--- Start Records supplied ---
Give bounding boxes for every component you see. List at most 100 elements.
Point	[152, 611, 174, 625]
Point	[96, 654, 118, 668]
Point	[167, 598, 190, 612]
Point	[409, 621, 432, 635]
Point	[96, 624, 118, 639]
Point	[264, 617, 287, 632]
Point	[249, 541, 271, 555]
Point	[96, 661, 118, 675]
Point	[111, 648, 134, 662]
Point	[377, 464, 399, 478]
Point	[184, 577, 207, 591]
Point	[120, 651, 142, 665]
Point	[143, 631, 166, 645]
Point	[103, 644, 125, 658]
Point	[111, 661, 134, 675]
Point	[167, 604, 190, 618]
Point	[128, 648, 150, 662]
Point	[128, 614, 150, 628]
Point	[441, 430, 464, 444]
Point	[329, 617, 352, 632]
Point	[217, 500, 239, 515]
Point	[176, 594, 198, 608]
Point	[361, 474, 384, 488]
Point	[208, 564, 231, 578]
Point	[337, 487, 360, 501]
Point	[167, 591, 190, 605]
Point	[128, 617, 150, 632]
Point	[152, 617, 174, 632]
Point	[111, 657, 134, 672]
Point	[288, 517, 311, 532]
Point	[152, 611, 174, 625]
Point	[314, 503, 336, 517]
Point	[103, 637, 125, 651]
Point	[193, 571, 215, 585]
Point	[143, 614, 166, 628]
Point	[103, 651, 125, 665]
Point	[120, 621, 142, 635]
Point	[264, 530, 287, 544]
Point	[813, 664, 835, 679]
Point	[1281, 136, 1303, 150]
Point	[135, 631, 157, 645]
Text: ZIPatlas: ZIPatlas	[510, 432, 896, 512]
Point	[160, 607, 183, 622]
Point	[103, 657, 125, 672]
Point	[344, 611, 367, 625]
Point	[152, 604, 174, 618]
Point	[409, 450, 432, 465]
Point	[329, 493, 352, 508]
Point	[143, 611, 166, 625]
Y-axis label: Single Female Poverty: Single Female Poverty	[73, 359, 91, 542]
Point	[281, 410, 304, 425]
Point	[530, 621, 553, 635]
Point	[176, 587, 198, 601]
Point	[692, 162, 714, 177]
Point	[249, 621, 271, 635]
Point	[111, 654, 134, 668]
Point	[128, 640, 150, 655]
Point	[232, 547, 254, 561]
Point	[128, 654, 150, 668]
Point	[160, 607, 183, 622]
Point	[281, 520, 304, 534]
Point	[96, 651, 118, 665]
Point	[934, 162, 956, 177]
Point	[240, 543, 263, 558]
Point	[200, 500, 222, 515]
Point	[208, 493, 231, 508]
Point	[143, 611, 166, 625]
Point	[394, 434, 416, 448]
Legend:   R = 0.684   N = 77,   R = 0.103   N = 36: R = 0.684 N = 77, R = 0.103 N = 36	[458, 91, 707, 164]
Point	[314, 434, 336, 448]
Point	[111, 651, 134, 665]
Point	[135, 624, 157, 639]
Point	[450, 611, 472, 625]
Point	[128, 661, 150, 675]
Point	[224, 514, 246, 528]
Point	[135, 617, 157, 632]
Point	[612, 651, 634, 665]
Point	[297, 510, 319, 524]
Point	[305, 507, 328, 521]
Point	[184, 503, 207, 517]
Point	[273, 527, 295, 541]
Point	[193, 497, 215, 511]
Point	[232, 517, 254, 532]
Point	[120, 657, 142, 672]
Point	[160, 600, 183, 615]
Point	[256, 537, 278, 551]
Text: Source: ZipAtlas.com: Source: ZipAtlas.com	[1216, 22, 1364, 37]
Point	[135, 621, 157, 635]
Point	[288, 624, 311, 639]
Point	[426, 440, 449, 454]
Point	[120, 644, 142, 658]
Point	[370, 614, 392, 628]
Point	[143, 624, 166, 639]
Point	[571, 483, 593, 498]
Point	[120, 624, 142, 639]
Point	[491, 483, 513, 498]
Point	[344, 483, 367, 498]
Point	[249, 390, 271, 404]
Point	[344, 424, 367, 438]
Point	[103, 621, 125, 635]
--- End Records supplied ---
**The request:** Please reproduce every one of the records above word for word, keeping each line as it stands.

**Problem solution:**
Give bounding boxes for every component you see. List at most 100 elements.
Point	[152, 611, 174, 625]
Point	[96, 654, 118, 668]
Point	[167, 598, 190, 612]
Point	[409, 621, 432, 635]
Point	[96, 624, 118, 639]
Point	[264, 617, 287, 632]
Point	[249, 541, 271, 555]
Point	[96, 661, 118, 675]
Point	[111, 648, 134, 662]
Point	[377, 464, 399, 478]
Point	[184, 577, 207, 591]
Point	[120, 651, 142, 665]
Point	[143, 631, 166, 645]
Point	[103, 644, 125, 658]
Point	[111, 661, 134, 675]
Point	[167, 604, 190, 618]
Point	[128, 648, 150, 662]
Point	[128, 614, 150, 628]
Point	[441, 430, 464, 444]
Point	[329, 617, 352, 632]
Point	[217, 500, 239, 515]
Point	[176, 594, 198, 608]
Point	[361, 474, 384, 488]
Point	[208, 564, 231, 578]
Point	[337, 487, 360, 501]
Point	[167, 591, 190, 605]
Point	[128, 617, 150, 632]
Point	[152, 617, 174, 632]
Point	[111, 657, 134, 672]
Point	[288, 517, 311, 532]
Point	[152, 611, 174, 625]
Point	[314, 503, 336, 517]
Point	[103, 637, 125, 651]
Point	[193, 571, 215, 585]
Point	[143, 614, 166, 628]
Point	[103, 651, 125, 665]
Point	[120, 621, 142, 635]
Point	[264, 530, 287, 544]
Point	[813, 664, 835, 679]
Point	[1281, 136, 1303, 150]
Point	[135, 631, 157, 645]
Text: ZIPatlas: ZIPatlas	[510, 432, 896, 512]
Point	[160, 607, 183, 622]
Point	[103, 657, 125, 672]
Point	[344, 611, 367, 625]
Point	[152, 604, 174, 618]
Point	[409, 450, 432, 465]
Point	[329, 493, 352, 508]
Point	[143, 611, 166, 625]
Y-axis label: Single Female Poverty: Single Female Poverty	[73, 359, 91, 542]
Point	[281, 410, 304, 425]
Point	[530, 621, 553, 635]
Point	[176, 587, 198, 601]
Point	[692, 162, 714, 177]
Point	[249, 621, 271, 635]
Point	[111, 654, 134, 668]
Point	[128, 640, 150, 655]
Point	[232, 547, 254, 561]
Point	[128, 654, 150, 668]
Point	[160, 607, 183, 622]
Point	[281, 520, 304, 534]
Point	[96, 651, 118, 665]
Point	[934, 162, 956, 177]
Point	[240, 543, 263, 558]
Point	[200, 500, 222, 515]
Point	[208, 493, 231, 508]
Point	[143, 611, 166, 625]
Point	[394, 434, 416, 448]
Legend:   R = 0.684   N = 77,   R = 0.103   N = 36: R = 0.684 N = 77, R = 0.103 N = 36	[458, 91, 707, 164]
Point	[314, 434, 336, 448]
Point	[111, 651, 134, 665]
Point	[135, 624, 157, 639]
Point	[450, 611, 472, 625]
Point	[128, 661, 150, 675]
Point	[224, 514, 246, 528]
Point	[135, 617, 157, 632]
Point	[612, 651, 634, 665]
Point	[297, 510, 319, 524]
Point	[305, 507, 328, 521]
Point	[184, 503, 207, 517]
Point	[273, 527, 295, 541]
Point	[193, 497, 215, 511]
Point	[232, 517, 254, 532]
Point	[120, 657, 142, 672]
Point	[160, 600, 183, 615]
Point	[256, 537, 278, 551]
Text: Source: ZipAtlas.com: Source: ZipAtlas.com	[1216, 22, 1364, 37]
Point	[135, 621, 157, 635]
Point	[288, 624, 311, 639]
Point	[426, 440, 449, 454]
Point	[120, 644, 142, 658]
Point	[370, 614, 392, 628]
Point	[143, 624, 166, 639]
Point	[571, 483, 593, 498]
Point	[120, 624, 142, 639]
Point	[491, 483, 513, 498]
Point	[344, 483, 367, 498]
Point	[249, 390, 271, 404]
Point	[344, 424, 367, 438]
Point	[103, 621, 125, 635]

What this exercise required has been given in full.